Start of Data to use
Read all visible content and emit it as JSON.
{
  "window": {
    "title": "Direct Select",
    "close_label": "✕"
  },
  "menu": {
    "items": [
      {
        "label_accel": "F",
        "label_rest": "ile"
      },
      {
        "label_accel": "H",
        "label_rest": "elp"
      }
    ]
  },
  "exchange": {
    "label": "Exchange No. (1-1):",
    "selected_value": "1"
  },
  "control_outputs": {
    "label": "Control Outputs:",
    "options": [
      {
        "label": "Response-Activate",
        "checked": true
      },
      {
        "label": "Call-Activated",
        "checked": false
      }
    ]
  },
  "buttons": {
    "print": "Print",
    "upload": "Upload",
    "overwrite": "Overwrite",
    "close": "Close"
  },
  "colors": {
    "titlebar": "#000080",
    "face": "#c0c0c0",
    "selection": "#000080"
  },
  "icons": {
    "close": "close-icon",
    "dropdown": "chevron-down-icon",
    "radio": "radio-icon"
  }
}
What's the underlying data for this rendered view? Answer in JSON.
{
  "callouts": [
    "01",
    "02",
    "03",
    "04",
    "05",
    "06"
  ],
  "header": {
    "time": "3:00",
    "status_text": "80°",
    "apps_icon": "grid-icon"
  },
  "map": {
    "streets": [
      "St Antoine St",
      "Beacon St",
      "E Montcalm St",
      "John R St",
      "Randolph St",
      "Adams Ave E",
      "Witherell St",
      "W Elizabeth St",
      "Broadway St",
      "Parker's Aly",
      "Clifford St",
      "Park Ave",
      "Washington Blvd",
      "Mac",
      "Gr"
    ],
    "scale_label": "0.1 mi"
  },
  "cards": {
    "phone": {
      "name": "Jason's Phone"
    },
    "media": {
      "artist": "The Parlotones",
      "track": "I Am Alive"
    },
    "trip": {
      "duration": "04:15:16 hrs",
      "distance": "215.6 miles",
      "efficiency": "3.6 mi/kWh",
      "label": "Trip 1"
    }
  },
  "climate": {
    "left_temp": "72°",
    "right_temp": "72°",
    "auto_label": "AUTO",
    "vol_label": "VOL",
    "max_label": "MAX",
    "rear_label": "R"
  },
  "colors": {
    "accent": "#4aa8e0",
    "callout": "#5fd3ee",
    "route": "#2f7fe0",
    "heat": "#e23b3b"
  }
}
End of Data to use
Start of Data to use
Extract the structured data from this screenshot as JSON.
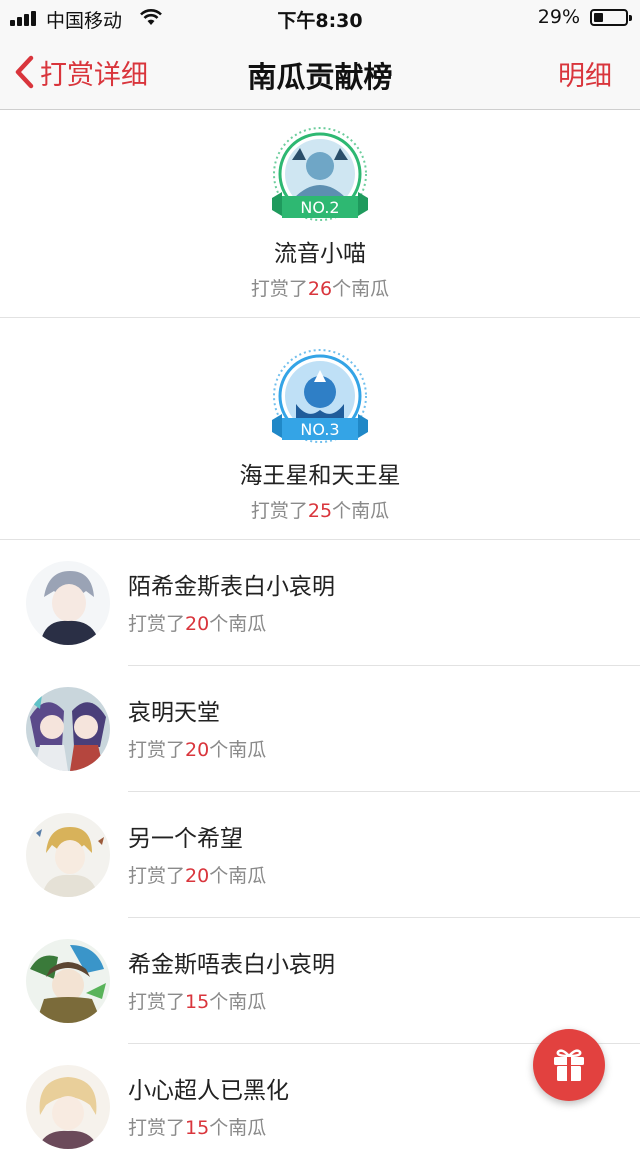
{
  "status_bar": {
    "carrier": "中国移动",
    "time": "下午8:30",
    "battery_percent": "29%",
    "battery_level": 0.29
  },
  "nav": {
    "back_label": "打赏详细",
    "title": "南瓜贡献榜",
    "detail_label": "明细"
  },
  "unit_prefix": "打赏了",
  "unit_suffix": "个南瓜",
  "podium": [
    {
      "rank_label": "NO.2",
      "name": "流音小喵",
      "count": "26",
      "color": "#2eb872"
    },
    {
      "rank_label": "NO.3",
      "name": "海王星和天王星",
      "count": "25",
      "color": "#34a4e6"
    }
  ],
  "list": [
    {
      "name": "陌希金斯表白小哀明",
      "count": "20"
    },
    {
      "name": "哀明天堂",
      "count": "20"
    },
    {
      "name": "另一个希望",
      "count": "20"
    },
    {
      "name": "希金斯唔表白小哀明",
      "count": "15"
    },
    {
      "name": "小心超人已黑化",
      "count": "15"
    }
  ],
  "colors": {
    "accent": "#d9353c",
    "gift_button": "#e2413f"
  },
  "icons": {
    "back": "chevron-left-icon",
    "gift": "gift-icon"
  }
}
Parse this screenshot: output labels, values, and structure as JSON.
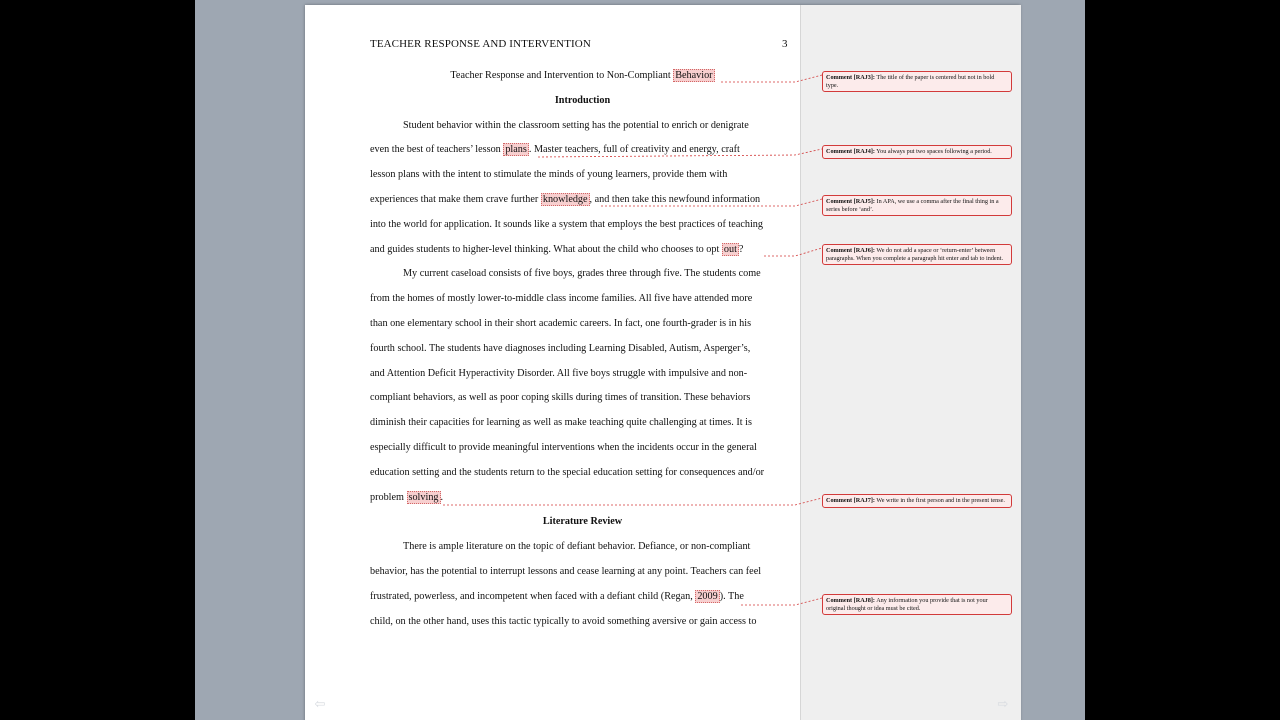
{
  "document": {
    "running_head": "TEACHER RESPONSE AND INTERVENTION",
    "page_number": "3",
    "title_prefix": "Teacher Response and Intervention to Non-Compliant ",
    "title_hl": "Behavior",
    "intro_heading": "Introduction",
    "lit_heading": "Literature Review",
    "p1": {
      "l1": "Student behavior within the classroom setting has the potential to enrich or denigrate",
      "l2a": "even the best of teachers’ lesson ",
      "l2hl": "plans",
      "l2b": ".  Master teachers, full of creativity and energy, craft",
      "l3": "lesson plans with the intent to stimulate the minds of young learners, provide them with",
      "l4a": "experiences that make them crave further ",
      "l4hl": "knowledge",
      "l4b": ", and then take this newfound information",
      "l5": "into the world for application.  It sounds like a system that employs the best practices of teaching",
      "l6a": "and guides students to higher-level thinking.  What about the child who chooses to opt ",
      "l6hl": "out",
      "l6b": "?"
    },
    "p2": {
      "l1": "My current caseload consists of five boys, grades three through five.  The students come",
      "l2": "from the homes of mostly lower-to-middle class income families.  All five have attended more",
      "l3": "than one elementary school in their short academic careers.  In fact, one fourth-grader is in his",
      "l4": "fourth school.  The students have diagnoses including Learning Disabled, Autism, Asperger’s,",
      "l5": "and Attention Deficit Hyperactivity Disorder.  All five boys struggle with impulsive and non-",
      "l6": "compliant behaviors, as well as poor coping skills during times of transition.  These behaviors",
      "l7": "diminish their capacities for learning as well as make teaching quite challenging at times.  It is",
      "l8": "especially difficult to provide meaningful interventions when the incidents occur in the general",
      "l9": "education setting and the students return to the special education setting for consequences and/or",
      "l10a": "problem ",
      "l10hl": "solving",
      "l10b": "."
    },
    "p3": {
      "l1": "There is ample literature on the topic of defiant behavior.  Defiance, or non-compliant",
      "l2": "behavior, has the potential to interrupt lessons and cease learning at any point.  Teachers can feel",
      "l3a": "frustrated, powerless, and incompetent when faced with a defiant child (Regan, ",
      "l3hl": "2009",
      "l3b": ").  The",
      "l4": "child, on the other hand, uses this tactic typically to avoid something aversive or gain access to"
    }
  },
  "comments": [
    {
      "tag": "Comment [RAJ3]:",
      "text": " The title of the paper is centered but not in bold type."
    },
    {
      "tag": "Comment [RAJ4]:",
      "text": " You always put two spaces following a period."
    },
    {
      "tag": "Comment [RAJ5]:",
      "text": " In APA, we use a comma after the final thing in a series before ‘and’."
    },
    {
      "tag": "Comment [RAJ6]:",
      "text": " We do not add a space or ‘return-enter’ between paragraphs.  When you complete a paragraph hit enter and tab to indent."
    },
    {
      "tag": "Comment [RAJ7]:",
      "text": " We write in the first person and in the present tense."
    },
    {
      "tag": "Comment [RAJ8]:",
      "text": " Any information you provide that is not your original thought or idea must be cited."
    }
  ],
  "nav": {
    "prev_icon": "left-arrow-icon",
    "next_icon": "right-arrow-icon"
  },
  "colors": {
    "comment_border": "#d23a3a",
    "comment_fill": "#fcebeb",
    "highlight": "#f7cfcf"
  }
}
End of Data to use
How many lines of the listing above include the word "provide"? State the number and nothing else.

3